START Exercise input

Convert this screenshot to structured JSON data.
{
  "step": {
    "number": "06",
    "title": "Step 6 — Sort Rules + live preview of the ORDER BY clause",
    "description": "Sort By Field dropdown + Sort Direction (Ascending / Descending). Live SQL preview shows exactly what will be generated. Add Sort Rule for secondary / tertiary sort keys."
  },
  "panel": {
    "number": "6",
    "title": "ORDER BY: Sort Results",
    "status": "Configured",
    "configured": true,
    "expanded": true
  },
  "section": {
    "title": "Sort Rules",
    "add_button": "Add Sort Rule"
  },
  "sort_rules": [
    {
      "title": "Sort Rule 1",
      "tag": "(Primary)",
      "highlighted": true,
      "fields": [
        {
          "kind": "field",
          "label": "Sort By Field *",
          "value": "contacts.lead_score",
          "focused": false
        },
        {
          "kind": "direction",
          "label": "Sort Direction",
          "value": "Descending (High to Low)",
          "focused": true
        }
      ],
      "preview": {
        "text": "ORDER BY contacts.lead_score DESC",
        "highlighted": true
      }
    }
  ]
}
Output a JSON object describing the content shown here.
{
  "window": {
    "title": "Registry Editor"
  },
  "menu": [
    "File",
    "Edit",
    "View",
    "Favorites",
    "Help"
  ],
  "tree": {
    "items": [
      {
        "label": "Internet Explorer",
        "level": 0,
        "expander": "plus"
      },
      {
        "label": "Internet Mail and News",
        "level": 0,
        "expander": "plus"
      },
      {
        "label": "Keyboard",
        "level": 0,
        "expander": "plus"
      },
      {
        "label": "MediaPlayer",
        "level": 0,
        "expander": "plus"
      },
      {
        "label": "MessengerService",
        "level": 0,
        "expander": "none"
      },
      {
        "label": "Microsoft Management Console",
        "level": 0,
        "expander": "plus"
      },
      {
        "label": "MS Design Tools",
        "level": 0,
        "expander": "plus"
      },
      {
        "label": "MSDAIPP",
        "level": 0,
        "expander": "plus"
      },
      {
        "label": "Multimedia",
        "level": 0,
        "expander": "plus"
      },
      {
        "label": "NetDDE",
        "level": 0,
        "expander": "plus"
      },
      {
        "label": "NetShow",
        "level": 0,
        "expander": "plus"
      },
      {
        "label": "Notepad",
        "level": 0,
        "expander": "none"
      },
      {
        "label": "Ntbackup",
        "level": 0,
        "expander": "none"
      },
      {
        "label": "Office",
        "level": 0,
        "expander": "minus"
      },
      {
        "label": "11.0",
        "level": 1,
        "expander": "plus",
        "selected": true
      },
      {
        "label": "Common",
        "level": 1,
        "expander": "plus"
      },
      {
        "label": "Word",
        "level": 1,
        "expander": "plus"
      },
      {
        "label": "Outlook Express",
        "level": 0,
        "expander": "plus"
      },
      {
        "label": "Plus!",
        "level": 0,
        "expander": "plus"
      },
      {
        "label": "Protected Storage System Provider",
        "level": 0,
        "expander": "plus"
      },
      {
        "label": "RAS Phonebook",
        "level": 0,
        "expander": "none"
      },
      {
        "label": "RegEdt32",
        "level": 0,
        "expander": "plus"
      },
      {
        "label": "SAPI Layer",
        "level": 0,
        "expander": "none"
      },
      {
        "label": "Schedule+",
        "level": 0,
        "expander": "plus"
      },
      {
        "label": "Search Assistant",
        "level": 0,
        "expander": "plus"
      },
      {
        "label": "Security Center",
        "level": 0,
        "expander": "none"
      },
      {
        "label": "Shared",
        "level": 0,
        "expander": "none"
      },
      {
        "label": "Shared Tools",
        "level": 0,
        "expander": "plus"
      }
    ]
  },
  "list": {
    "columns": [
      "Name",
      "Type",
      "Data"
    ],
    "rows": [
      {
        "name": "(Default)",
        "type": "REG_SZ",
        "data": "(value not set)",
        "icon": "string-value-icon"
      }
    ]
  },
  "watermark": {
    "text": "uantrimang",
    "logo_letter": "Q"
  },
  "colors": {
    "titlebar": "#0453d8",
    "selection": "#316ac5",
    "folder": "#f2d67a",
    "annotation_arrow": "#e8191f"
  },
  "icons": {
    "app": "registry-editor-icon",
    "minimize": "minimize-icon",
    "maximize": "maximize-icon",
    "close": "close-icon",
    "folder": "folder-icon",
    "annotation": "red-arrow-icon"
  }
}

END Exercise input

**Written instruction**
Restate every record exactly, leaving nothing out.

**Worked solution**
Convert this screenshot to structured JSON data.
{
  "step": {
    "number": "06",
    "title": "Step 6 — Sort Rules + live preview of the ORDER BY clause",
    "description": "Sort By Field dropdown + Sort Direction (Ascending / Descending). Live SQL preview shows exactly what will be generated. Add Sort Rule for secondary / tertiary sort keys."
  },
  "panel": {
    "number": "6",
    "title": "ORDER BY: Sort Results",
    "status": "Configured",
    "configured": true,
    "expanded": true
  },
  "section": {
    "title": "Sort Rules",
    "add_button": "Add Sort Rule"
  },
  "sort_rules": [
    {
      "title": "Sort Rule 1",
      "tag": "(Primary)",
      "highlighted": true,
      "fields": [
        {
          "kind": "field",
          "label": "Sort By Field *",
          "value": "contacts.lead_score",
          "focused": false
        },
        {
          "kind": "direction",
          "label": "Sort Direction",
          "value": "Descending (High to Low)",
          "focused": true
        }
      ],
      "preview": {
        "text": "ORDER BY contacts.lead_score DESC",
        "highlighted": true
      }
    }
  ]
}
Output a JSON object describing the content shown here.
{
  "window": {
    "title": "Registry Editor"
  },
  "menu": [
    "File",
    "Edit",
    "View",
    "Favorites",
    "Help"
  ],
  "tree": {
    "items": [
      {
        "label": "Internet Explorer",
        "level": 0,
        "expander": "plus"
      },
      {
        "label": "Internet Mail and News",
        "level": 0,
        "expander": "plus"
      },
      {
        "label": "Keyboard",
        "level": 0,
        "expander": "plus"
      },
      {
        "label": "MediaPlayer",
        "level": 0,
        "expander": "plus"
      },
      {
        "label": "MessengerService",
        "level": 0,
        "expander": "none"
      },
      {
        "label": "Microsoft Management Console",
        "level": 0,
        "expander": "plus"
      },
      {
        "label": "MS Design Tools",
        "level": 0,
        "expander": "plus"
      },
      {
        "label": "MSDAIPP",
        "level": 0,
        "expander": "plus"
      },
      {
        "label": "Multimedia",
        "level": 0,
        "expander": "plus"
      },
      {
        "label": "NetDDE",
        "level": 0,
        "expander": "plus"
      },
      {
        "label": "NetShow",
        "level": 0,
        "expander": "plus"
      },
      {
        "label": "Notepad",
        "level": 0,
        "expander": "none"
      },
      {
        "label": "Ntbackup",
        "level": 0,
        "expander": "none"
      },
      {
        "label": "Office",
        "level": 0,
        "expander": "minus"
      },
      {
        "label": "11.0",
        "level": 1,
        "expander": "plus",
        "selected": true
      },
      {
        "label": "Common",
        "level": 1,
        "expander": "plus"
      },
      {
        "label": "Word",
        "level": 1,
        "expander": "plus"
      },
      {
        "label": "Outlook Express",
        "level": 0,
        "expander": "plus"
      },
      {
        "label": "Plus!",
        "level": 0,
        "expander": "plus"
      },
      {
        "label": "Protected Storage System Provider",
        "level": 0,
        "expander": "plus"
      },
      {
        "label": "RAS Phonebook",
        "level": 0,
        "expander": "none"
      },
      {
        "label": "RegEdt32",
        "level": 0,
        "expander": "plus"
      },
      {
        "label": "SAPI Layer",
        "level": 0,
        "expander": "none"
      },
      {
        "label": "Schedule+",
        "level": 0,
        "expander": "plus"
      },
      {
        "label": "Search Assistant",
        "level": 0,
        "expander": "plus"
      },
      {
        "label": "Security Center",
        "level": 0,
        "expander": "none"
      },
      {
        "label": "Shared",
        "level": 0,
        "expander": "none"
      },
      {
        "label": "Shared Tools",
        "level": 0,
        "expander": "plus"
      }
    ]
  },
  "list": {
    "columns": [
      "Name",
      "Type",
      "Data"
    ],
    "rows": [
      {
        "name": "(Default)",
        "type": "REG_SZ",
        "data": "(value not set)",
        "icon": "string-value-icon"
      }
    ]
  },
  "watermark": {
    "text": "uantrimang",
    "logo_letter": "Q"
  },
  "colors": {
    "titlebar": "#0453d8",
    "selection": "#316ac5",
    "folder": "#f2d67a",
    "annotation_arrow": "#e8191f"
  },
  "icons": {
    "app": "registry-editor-icon",
    "minimize": "minimize-icon",
    "maximize": "maximize-icon",
    "close": "close-icon",
    "folder": "folder-icon",
    "annotation": "red-arrow-icon"
  }
}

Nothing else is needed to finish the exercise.